:: Entries taken from a collection ::
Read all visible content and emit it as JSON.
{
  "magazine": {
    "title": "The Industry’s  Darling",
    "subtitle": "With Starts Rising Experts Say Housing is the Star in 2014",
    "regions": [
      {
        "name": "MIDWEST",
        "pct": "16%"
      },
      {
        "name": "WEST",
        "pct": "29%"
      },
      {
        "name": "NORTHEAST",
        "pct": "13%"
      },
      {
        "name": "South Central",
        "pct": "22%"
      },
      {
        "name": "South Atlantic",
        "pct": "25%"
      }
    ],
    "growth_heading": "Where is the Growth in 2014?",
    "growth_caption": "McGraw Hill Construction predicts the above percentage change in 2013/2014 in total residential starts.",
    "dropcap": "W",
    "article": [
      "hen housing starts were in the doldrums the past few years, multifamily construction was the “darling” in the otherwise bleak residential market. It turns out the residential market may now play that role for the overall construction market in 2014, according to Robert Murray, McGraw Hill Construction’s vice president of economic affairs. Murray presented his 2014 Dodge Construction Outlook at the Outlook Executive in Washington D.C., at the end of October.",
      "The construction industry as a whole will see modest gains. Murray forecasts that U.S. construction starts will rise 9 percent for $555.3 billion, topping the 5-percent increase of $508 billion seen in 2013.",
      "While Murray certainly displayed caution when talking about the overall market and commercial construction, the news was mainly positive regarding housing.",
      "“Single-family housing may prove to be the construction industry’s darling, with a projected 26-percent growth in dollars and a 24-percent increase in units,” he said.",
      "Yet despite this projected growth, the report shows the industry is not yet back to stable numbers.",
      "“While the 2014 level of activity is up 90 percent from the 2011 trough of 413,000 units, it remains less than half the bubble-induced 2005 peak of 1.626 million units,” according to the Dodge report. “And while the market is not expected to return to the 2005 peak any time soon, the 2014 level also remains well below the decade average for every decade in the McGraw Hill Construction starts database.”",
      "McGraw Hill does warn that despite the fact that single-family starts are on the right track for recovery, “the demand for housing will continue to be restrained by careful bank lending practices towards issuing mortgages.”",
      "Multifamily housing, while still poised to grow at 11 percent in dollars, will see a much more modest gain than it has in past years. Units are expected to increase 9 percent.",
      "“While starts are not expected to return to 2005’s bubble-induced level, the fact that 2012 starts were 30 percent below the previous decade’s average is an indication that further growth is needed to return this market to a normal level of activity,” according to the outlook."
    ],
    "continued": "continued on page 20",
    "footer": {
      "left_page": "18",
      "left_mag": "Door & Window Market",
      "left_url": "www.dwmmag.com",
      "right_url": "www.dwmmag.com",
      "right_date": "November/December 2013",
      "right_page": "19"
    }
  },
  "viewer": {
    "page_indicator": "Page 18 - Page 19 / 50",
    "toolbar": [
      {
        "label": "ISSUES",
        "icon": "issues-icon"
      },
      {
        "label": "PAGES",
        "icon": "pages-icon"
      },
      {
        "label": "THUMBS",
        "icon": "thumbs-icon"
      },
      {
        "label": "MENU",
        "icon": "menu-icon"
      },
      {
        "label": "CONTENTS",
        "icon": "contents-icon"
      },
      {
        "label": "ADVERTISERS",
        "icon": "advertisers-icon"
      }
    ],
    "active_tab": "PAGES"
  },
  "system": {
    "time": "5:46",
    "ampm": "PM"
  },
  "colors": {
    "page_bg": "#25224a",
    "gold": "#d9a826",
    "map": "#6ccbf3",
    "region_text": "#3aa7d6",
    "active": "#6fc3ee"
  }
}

:: WHAT IS ASKED ::
Give the listing again, word for word.

:: COMPLETE ANSWER ::
Read all visible content and emit it as JSON.
{
  "magazine": {
    "title": "The Industry’s  Darling",
    "subtitle": "With Starts Rising Experts Say Housing is the Star in 2014",
    "regions": [
      {
        "name": "MIDWEST",
        "pct": "16%"
      },
      {
        "name": "WEST",
        "pct": "29%"
      },
      {
        "name": "NORTHEAST",
        "pct": "13%"
      },
      {
        "name": "South Central",
        "pct": "22%"
      },
      {
        "name": "South Atlantic",
        "pct": "25%"
      }
    ],
    "growth_heading": "Where is the Growth in 2014?",
    "growth_caption": "McGraw Hill Construction predicts the above percentage change in 2013/2014 in total residential starts.",
    "dropcap": "W",
    "article": [
      "hen housing starts were in the doldrums the past few years, multifamily construction was the “darling” in the otherwise bleak residential market. It turns out the residential market may now play that role for the overall construction market in 2014, according to Robert Murray, McGraw Hill Construction’s vice president of economic affairs. Murray presented his 2014 Dodge Construction Outlook at the Outlook Executive in Washington D.C., at the end of October.",
      "The construction industry as a whole will see modest gains. Murray forecasts that U.S. construction starts will rise 9 percent for $555.3 billion, topping the 5-percent increase of $508 billion seen in 2013.",
      "While Murray certainly displayed caution when talking about the overall market and commercial construction, the news was mainly positive regarding housing.",
      "“Single-family housing may prove to be the construction industry’s darling, with a projected 26-percent growth in dollars and a 24-percent increase in units,” he said.",
      "Yet despite this projected growth, the report shows the industry is not yet back to stable numbers.",
      "“While the 2014 level of activity is up 90 percent from the 2011 trough of 413,000 units, it remains less than half the bubble-induced 2005 peak of 1.626 million units,” according to the Dodge report. “And while the market is not expected to return to the 2005 peak any time soon, the 2014 level also remains well below the decade average for every decade in the McGraw Hill Construction starts database.”",
      "McGraw Hill does warn that despite the fact that single-family starts are on the right track for recovery, “the demand for housing will continue to be restrained by careful bank lending practices towards issuing mortgages.”",
      "Multifamily housing, while still poised to grow at 11 percent in dollars, will see a much more modest gain than it has in past years. Units are expected to increase 9 percent.",
      "“While starts are not expected to return to 2005’s bubble-induced level, the fact that 2012 starts were 30 percent below the previous decade’s average is an indication that further growth is needed to return this market to a normal level of activity,” according to the outlook."
    ],
    "continued": "continued on page 20",
    "footer": {
      "left_page": "18",
      "left_mag": "Door & Window Market",
      "left_url": "www.dwmmag.com",
      "right_url": "www.dwmmag.com",
      "right_date": "November/December 2013",
      "right_page": "19"
    }
  },
  "viewer": {
    "page_indicator": "Page 18 - Page 19 / 50",
    "toolbar": [
      {
        "label": "ISSUES",
        "icon": "issues-icon"
      },
      {
        "label": "PAGES",
        "icon": "pages-icon"
      },
      {
        "label": "THUMBS",
        "icon": "thumbs-icon"
      },
      {
        "label": "MENU",
        "icon": "menu-icon"
      },
      {
        "label": "CONTENTS",
        "icon": "contents-icon"
      },
      {
        "label": "ADVERTISERS",
        "icon": "advertisers-icon"
      }
    ],
    "active_tab": "PAGES"
  },
  "system": {
    "time": "5:46",
    "ampm": "PM"
  },
  "colors": {
    "page_bg": "#25224a",
    "gold": "#d9a826",
    "map": "#6ccbf3",
    "region_text": "#3aa7d6",
    "active": "#6fc3ee"
  }
}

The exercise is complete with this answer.